#### Extracted records
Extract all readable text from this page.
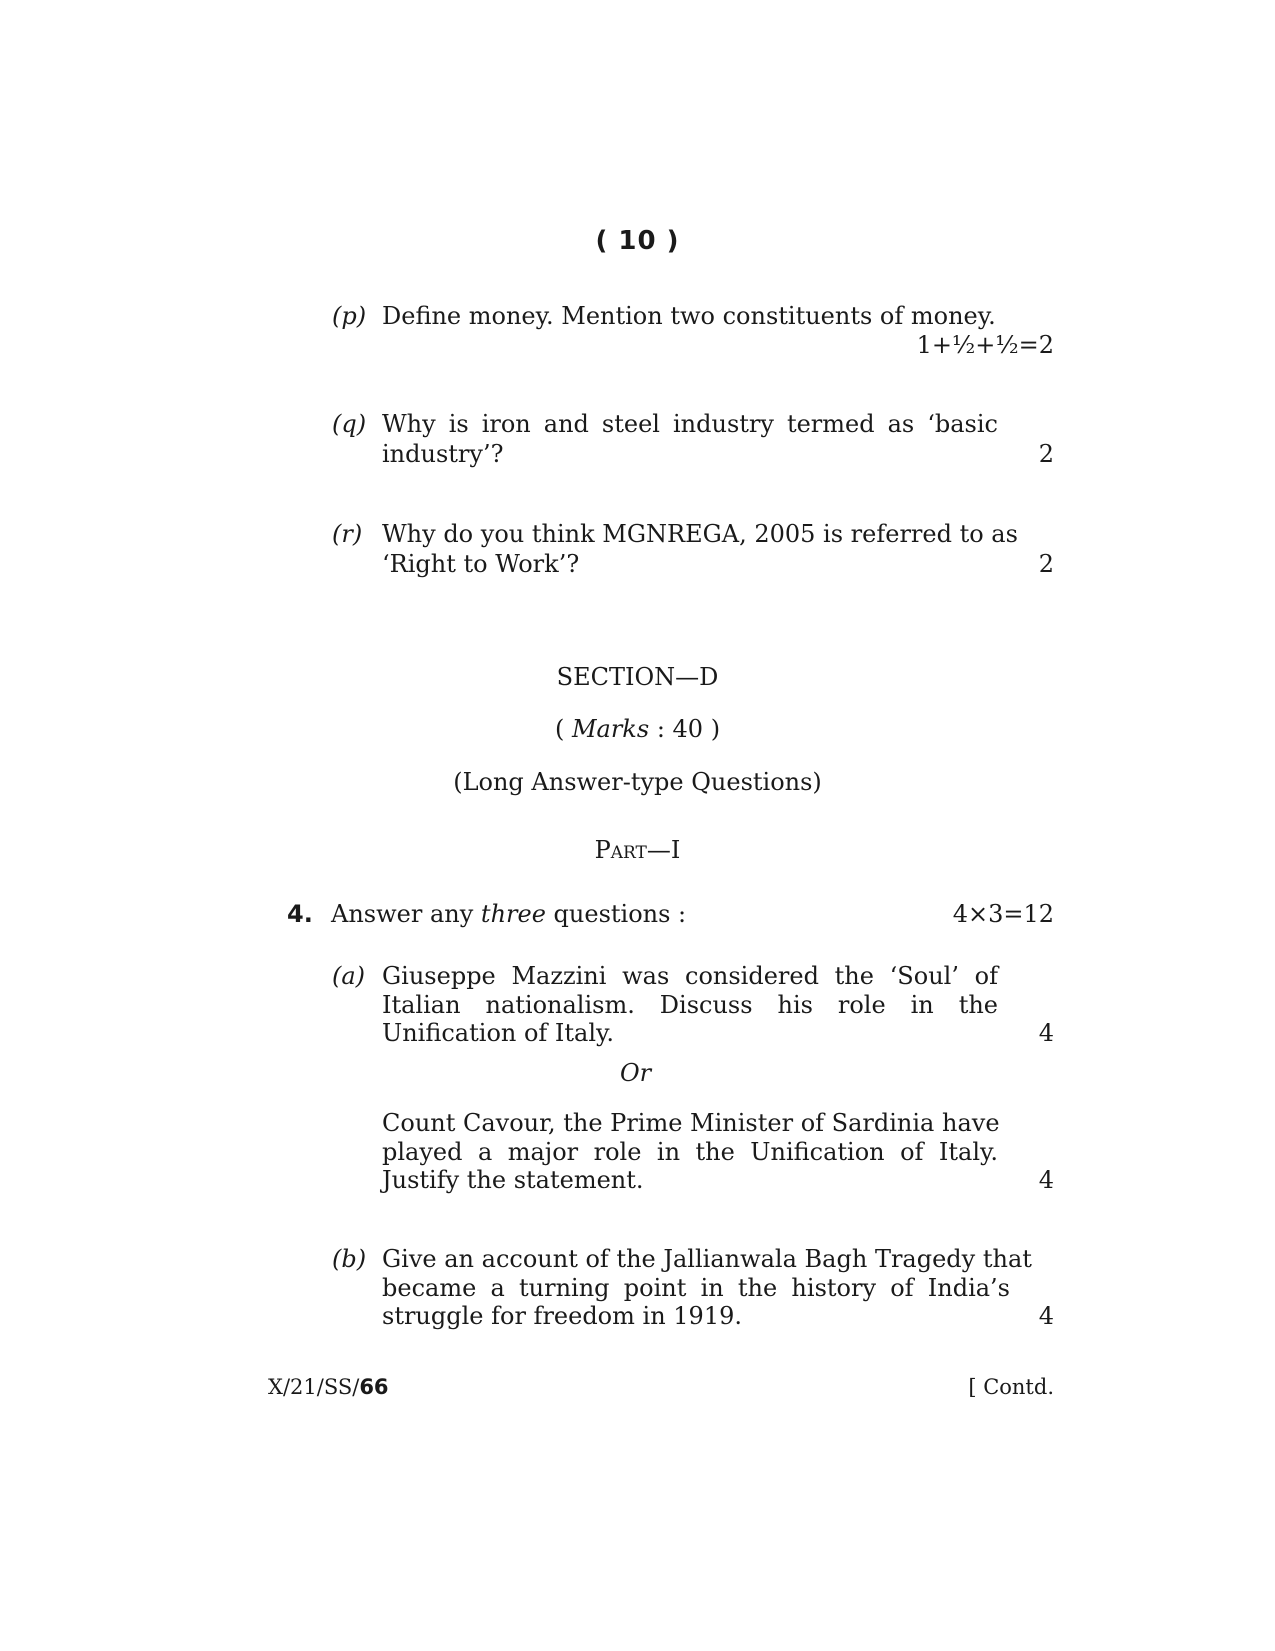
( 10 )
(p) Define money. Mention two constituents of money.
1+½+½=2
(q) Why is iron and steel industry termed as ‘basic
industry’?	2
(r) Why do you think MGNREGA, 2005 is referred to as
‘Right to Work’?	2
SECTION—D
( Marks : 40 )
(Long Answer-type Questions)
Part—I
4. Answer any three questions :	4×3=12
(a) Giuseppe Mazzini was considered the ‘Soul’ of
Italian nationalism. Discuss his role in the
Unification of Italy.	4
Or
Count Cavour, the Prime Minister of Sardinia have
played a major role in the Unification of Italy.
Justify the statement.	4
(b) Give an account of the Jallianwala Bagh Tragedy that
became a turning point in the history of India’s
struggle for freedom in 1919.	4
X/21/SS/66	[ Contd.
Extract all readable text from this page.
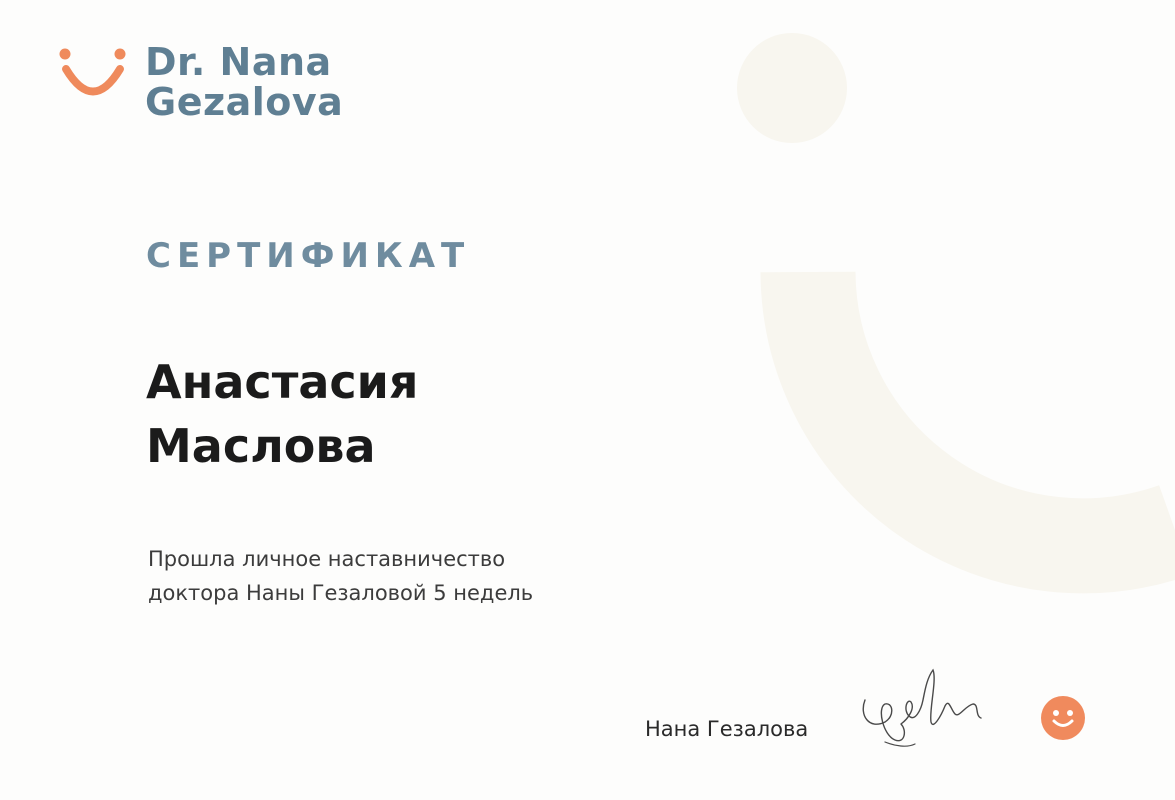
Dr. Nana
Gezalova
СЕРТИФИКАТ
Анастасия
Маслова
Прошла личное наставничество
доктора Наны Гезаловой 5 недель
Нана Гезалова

#### Goal
In the material above, show every line where the word "industry" turns up.

#### Written response
(q) Why is iron and steel industry termed as ‘basic
industry’?	2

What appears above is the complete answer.